## start Excerpted data

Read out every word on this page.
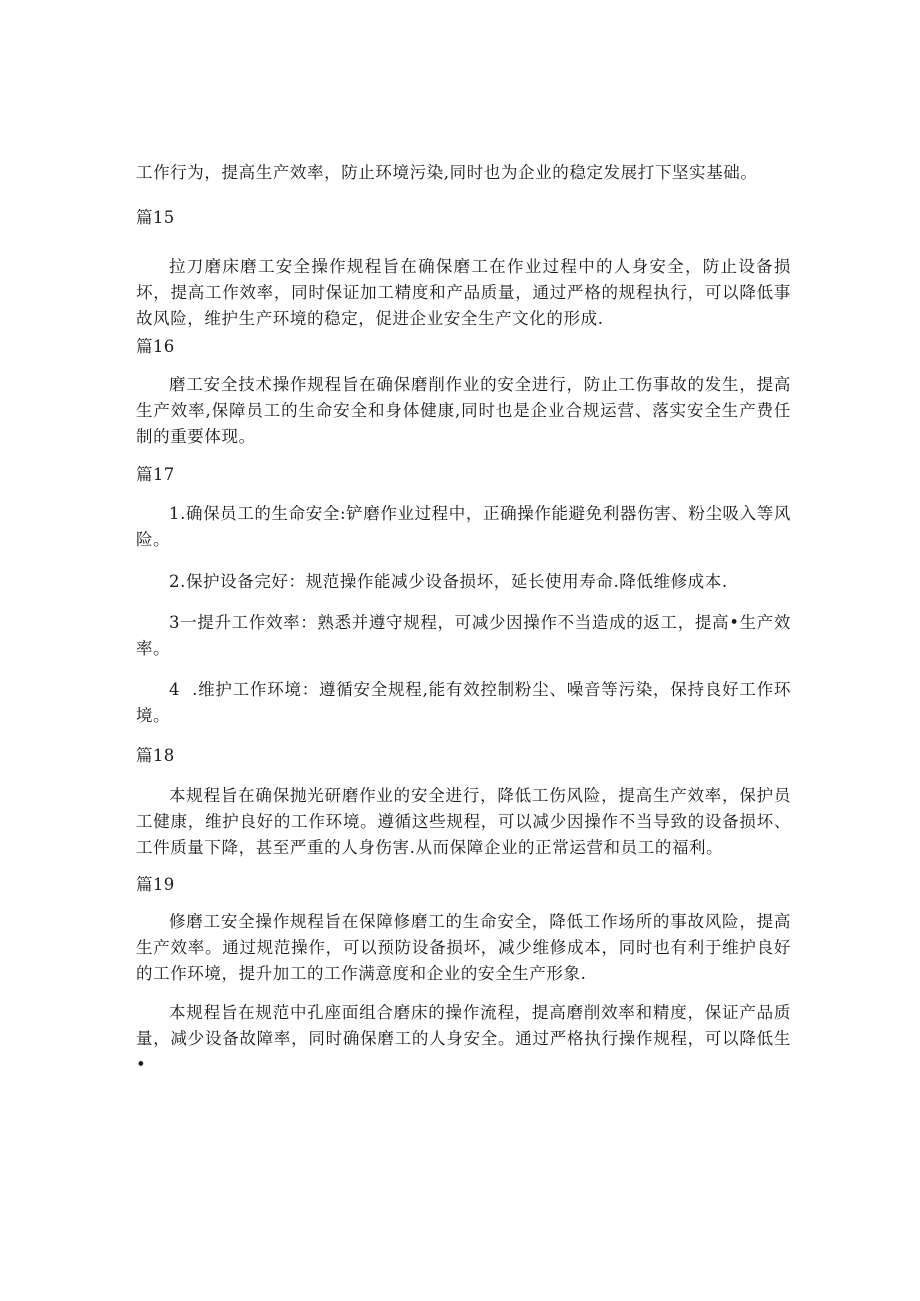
工作行为，提高生产效率，防止环境污染,同时也为企业的稳定发展打下坚实基础。

篇15

拉刀磨床磨工安全操作规程旨在确保磨工在作业过程中的人身安全，防止设备损坏，提高工作效率，同时保证加工精度和产品质量，通过严格的规程执行，可以降低事故风险，维护生产环境的稳定，促进企业安全生产文化的形成.

篇16

磨工安全技术操作规程旨在确保磨削作业的安全进行，防止工伤事故的发生，提高生产效率,保障员工的生命安全和身体健康,同时也是企业合规运营、落实安全生产费任制的重要体现。

篇17

1.确保员工的生命安全:铲磨作业过程中，正确操作能避免利器伤害、粉尘吸入等风险。

2.保护设备完好：规范操作能减少设备损坏，延长使用寿命.降低维修成本.

3一提升工作效率：熟悉并遵守规程，可减少因操作不当造成的返工，提高•生产效率。

4  .维护工作环境：遵循安全规程,能有效控制粉尘、噪音等污染，保持良好工作环境。

篇18

本规程旨在确保抛光研磨作业的安全进行，降低工伤风险，提高生产效率，保护员工健康，维护良好的工作环境。遵循这些规程，可以减少因操作不当导致的设备损坏、工件质量下降，甚至严重的人身伤害.从而保障企业的正常运营和员工的福利。

篇19

修磨工安全操作规程旨在保障修磨工的生命安全，降低工作场所的事故风险，提高生产效率。通过规范操作，可以预防设备损坏，减少维修成本，同时也有利于维护良好的工作环境，提升加工的工作满意度和企业的安全生产形象.

本规程旨在规范中孔座面组合磨床的操作流程，提高磨削效率和精度，保证产品质量，减少设备故障率，同时确保磨工的人身安全。通过严格执行操作规程，可以降低生•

## end Excerpted data

Written request:
Extract all the entries word for word; omit any pictures.

Completed exercise:
Read out every word on this page.
工作行为，提高生产效率，防止环境污染,同时也为企业的稳定发展打下坚实基础。

篇15

拉刀磨床磨工安全操作规程旨在确保磨工在作业过程中的人身安全，防止设备损坏，提高工作效率，同时保证加工精度和产品质量，通过严格的规程执行，可以降低事故风险，维护生产环境的稳定，促进企业安全生产文化的形成.

篇16

磨工安全技术操作规程旨在确保磨削作业的安全进行，防止工伤事故的发生，提高生产效率,保障员工的生命安全和身体健康,同时也是企业合规运营、落实安全生产费任制的重要体现。

篇17

1.确保员工的生命安全:铲磨作业过程中，正确操作能避免利器伤害、粉尘吸入等风险。

2.保护设备完好：规范操作能减少设备损坏，延长使用寿命.降低维修成本.

3一提升工作效率：熟悉并遵守规程，可减少因操作不当造成的返工，提高•生产效率。

4  .维护工作环境：遵循安全规程,能有效控制粉尘、噪音等污染，保持良好工作环境。

篇18

本规程旨在确保抛光研磨作业的安全进行，降低工伤风险，提高生产效率，保护员工健康，维护良好的工作环境。遵循这些规程，可以减少因操作不当导致的设备损坏、工件质量下降，甚至严重的人身伤害.从而保障企业的正常运营和员工的福利。

篇19

修磨工安全操作规程旨在保障修磨工的生命安全，降低工作场所的事故风险，提高生产效率。通过规范操作，可以预防设备损坏，减少维修成本，同时也有利于维护良好的工作环境，提升加工的工作满意度和企业的安全生产形象.

本规程旨在规范中孔座面组合磨床的操作流程，提高磨削效率和精度，保证产品质量，减少设备故障率，同时确保磨工的人身安全。通过严格执行操作规程，可以降低生•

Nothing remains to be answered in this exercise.